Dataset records
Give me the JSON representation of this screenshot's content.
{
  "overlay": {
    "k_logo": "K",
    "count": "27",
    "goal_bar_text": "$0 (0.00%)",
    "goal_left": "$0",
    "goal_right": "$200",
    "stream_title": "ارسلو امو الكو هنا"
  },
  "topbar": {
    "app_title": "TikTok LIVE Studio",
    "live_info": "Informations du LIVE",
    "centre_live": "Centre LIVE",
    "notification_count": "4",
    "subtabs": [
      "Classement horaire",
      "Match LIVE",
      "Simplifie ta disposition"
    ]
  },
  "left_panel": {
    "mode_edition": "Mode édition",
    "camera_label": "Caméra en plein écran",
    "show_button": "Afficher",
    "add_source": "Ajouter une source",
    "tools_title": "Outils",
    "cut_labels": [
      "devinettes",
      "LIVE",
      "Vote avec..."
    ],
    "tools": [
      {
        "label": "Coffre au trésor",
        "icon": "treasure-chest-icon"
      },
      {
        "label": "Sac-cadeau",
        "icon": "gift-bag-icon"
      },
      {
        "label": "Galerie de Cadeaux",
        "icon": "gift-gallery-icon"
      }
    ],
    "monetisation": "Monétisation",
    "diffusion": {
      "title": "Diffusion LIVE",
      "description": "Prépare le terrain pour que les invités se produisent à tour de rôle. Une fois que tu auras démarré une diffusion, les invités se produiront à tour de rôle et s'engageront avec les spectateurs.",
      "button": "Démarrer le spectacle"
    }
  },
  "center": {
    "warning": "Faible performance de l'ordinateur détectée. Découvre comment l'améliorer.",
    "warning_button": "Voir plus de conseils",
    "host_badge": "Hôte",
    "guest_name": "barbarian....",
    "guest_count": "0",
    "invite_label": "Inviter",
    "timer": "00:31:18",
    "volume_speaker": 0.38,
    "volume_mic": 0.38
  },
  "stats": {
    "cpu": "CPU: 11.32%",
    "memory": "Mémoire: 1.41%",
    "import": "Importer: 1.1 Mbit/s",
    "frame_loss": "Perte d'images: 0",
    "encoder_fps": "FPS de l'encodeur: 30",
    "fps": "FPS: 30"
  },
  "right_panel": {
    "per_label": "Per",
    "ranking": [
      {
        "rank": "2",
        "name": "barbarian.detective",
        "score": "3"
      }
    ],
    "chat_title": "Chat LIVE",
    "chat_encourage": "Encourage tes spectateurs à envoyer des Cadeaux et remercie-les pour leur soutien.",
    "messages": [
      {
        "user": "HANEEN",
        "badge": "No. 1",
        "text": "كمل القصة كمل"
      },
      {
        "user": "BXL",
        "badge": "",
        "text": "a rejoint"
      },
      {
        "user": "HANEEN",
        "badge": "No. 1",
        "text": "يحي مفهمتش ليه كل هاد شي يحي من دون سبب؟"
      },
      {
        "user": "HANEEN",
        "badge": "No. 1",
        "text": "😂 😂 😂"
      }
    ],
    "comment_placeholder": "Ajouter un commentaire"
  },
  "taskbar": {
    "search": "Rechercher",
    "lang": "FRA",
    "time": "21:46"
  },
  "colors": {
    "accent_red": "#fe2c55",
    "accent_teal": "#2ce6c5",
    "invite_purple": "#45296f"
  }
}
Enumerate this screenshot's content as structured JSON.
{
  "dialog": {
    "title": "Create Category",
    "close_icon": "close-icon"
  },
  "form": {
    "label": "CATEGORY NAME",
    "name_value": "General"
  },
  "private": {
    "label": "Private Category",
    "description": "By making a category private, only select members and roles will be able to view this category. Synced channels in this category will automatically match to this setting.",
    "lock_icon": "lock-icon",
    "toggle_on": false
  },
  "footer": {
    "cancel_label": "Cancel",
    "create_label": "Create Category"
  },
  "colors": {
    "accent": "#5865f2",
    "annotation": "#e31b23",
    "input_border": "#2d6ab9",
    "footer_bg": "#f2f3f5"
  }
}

__Stated task__. Copy the records above exactly.

__Right answer__.
Give me the JSON representation of this screenshot's content.
{
  "overlay": {
    "k_logo": "K",
    "count": "27",
    "goal_bar_text": "$0 (0.00%)",
    "goal_left": "$0",
    "goal_right": "$200",
    "stream_title": "ارسلو امو الكو هنا"
  },
  "topbar": {
    "app_title": "TikTok LIVE Studio",
    "live_info": "Informations du LIVE",
    "centre_live": "Centre LIVE",
    "notification_count": "4",
    "subtabs": [
      "Classement horaire",
      "Match LIVE",
      "Simplifie ta disposition"
    ]
  },
  "left_panel": {
    "mode_edition": "Mode édition",
    "camera_label": "Caméra en plein écran",
    "show_button": "Afficher",
    "add_source": "Ajouter une source",
    "tools_title": "Outils",
    "cut_labels": [
      "devinettes",
      "LIVE",
      "Vote avec..."
    ],
    "tools": [
      {
        "label": "Coffre au trésor",
        "icon": "treasure-chest-icon"
      },
      {
        "label": "Sac-cadeau",
        "icon": "gift-bag-icon"
      },
      {
        "label": "Galerie de Cadeaux",
        "icon": "gift-gallery-icon"
      }
    ],
    "monetisation": "Monétisation",
    "diffusion": {
      "title": "Diffusion LIVE",
      "description": "Prépare le terrain pour que les invités se produisent à tour de rôle. Une fois que tu auras démarré une diffusion, les invités se produiront à tour de rôle et s'engageront avec les spectateurs.",
      "button": "Démarrer le spectacle"
    }
  },
  "center": {
    "warning": "Faible performance de l'ordinateur détectée. Découvre comment l'améliorer.",
    "warning_button": "Voir plus de conseils",
    "host_badge": "Hôte",
    "guest_name": "barbarian....",
    "guest_count": "0",
    "invite_label": "Inviter",
    "timer": "00:31:18",
    "volume_speaker": 0.38,
    "volume_mic": 0.38
  },
  "stats": {
    "cpu": "CPU: 11.32%",
    "memory": "Mémoire: 1.41%",
    "import": "Importer: 1.1 Mbit/s",
    "frame_loss": "Perte d'images: 0",
    "encoder_fps": "FPS de l'encodeur: 30",
    "fps": "FPS: 30"
  },
  "right_panel": {
    "per_label": "Per",
    "ranking": [
      {
        "rank": "2",
        "name": "barbarian.detective",
        "score": "3"
      }
    ],
    "chat_title": "Chat LIVE",
    "chat_encourage": "Encourage tes spectateurs à envoyer des Cadeaux et remercie-les pour leur soutien.",
    "messages": [
      {
        "user": "HANEEN",
        "badge": "No. 1",
        "text": "كمل القصة كمل"
      },
      {
        "user": "BXL",
        "badge": "",
        "text": "a rejoint"
      },
      {
        "user": "HANEEN",
        "badge": "No. 1",
        "text": "يحي مفهمتش ليه كل هاد شي يحي من دون سبب؟"
      },
      {
        "user": "HANEEN",
        "badge": "No. 1",
        "text": "😂 😂 😂"
      }
    ],
    "comment_placeholder": "Ajouter un commentaire"
  },
  "taskbar": {
    "search": "Rechercher",
    "lang": "FRA",
    "time": "21:46"
  },
  "colors": {
    "accent_red": "#fe2c55",
    "accent_teal": "#2ce6c5",
    "invite_purple": "#45296f"
  }
}
Enumerate this screenshot's content as structured JSON.
{
  "dialog": {
    "title": "Create Category",
    "close_icon": "close-icon"
  },
  "form": {
    "label": "CATEGORY NAME",
    "name_value": "General"
  },
  "private": {
    "label": "Private Category",
    "description": "By making a category private, only select members and roles will be able to view this category. Synced channels in this category will automatically match to this setting.",
    "lock_icon": "lock-icon",
    "toggle_on": false
  },
  "footer": {
    "cancel_label": "Cancel",
    "create_label": "Create Category"
  },
  "colors": {
    "accent": "#5865f2",
    "annotation": "#e31b23",
    "input_border": "#2d6ab9",
    "footer_bg": "#f2f3f5"
  }
}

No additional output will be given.